■ TASK INPUTS ■
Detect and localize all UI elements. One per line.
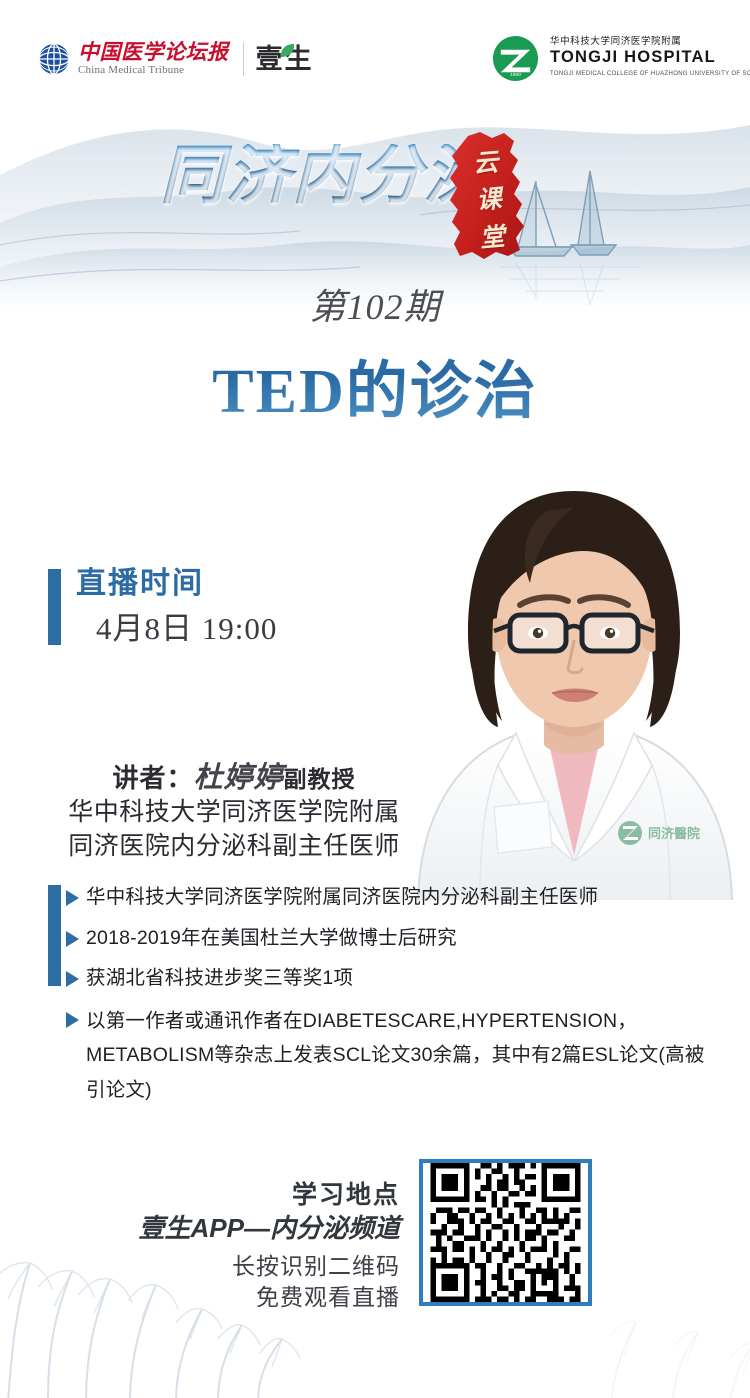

* * *

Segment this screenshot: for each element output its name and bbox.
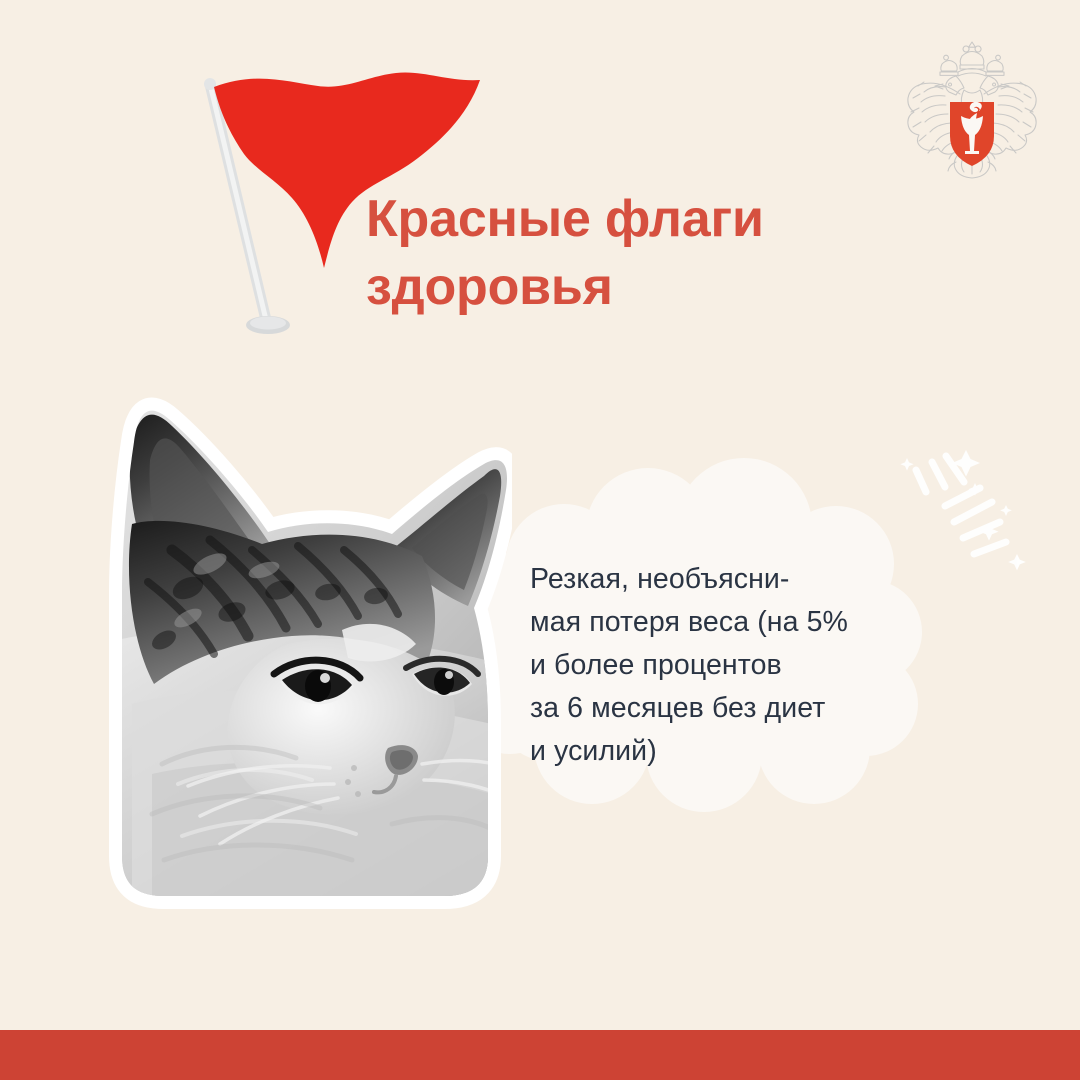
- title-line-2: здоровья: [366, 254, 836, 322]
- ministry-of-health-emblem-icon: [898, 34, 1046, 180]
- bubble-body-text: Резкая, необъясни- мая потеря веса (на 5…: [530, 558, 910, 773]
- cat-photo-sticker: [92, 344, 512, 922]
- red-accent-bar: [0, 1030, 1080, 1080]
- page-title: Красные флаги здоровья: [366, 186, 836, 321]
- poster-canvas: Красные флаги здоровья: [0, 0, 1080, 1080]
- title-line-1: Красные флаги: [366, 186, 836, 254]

■ WHAT THE TASK ASKS ■
Count the lines in the items above that contain the word "флаги", and give only that number.

■ TASK RESPONSE ■
3